-- begin --

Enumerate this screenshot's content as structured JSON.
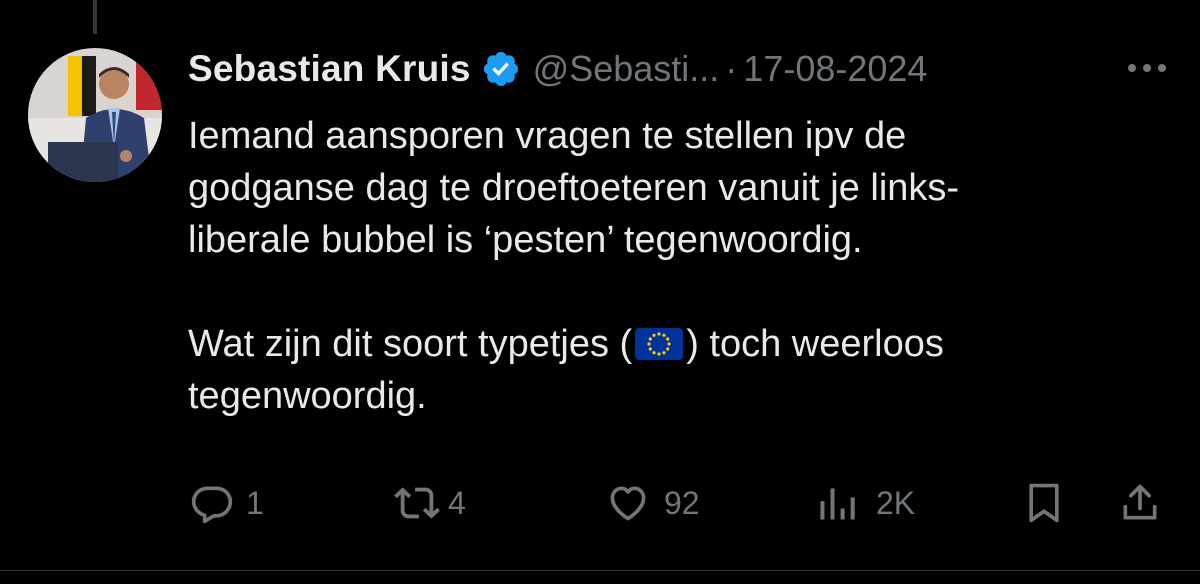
{
  "tweet": {
    "author": {
      "display_name": "Sebastian Kruis",
      "handle": "@Sebasti...",
      "verified": true
    },
    "separator": "·",
    "date": "17-08-2024",
    "text": {
      "paragraph1": [
        "Iemand aansporen vragen te stellen ipv de",
        "godganse dag te droeftoeteren vanuit je links-",
        "liberale bubbel is ‘pesten’ tegenwoordig."
      ],
      "paragraph2_line1_before_flag": "Wat zijn dit soort typetjes (",
      "paragraph2_line1_after_flag": ") toch weerloos",
      "paragraph2_line2": "tegenwoordig."
    },
    "flag_icon": "eu-flag-emoji"
  },
  "actions": {
    "replies": "1",
    "reposts": "4",
    "likes": "92",
    "views": "2K"
  },
  "colors": {
    "background": "#000000",
    "text": "#e7e9ea",
    "muted": "#71767b",
    "verified_blue": "#1d9bf0",
    "eu_blue": "#003399",
    "eu_gold": "#ffcc00"
  }
}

-- end --

Copy every line of the data word for word, omitting the images.

Enumerate this screenshot's content as structured JSON.
{
  "tweet": {
    "author": {
      "display_name": "Sebastian Kruis",
      "handle": "@Sebasti...",
      "verified": true
    },
    "separator": "·",
    "date": "17-08-2024",
    "text": {
      "paragraph1": [
        "Iemand aansporen vragen te stellen ipv de",
        "godganse dag te droeftoeteren vanuit je links-",
        "liberale bubbel is ‘pesten’ tegenwoordig."
      ],
      "paragraph2_line1_before_flag": "Wat zijn dit soort typetjes (",
      "paragraph2_line1_after_flag": ") toch weerloos",
      "paragraph2_line2": "tegenwoordig."
    },
    "flag_icon": "eu-flag-emoji"
  },
  "actions": {
    "replies": "1",
    "reposts": "4",
    "likes": "92",
    "views": "2K"
  },
  "colors": {
    "background": "#000000",
    "text": "#e7e9ea",
    "muted": "#71767b",
    "verified_blue": "#1d9bf0",
    "eu_blue": "#003399",
    "eu_gold": "#ffcc00"
  }
}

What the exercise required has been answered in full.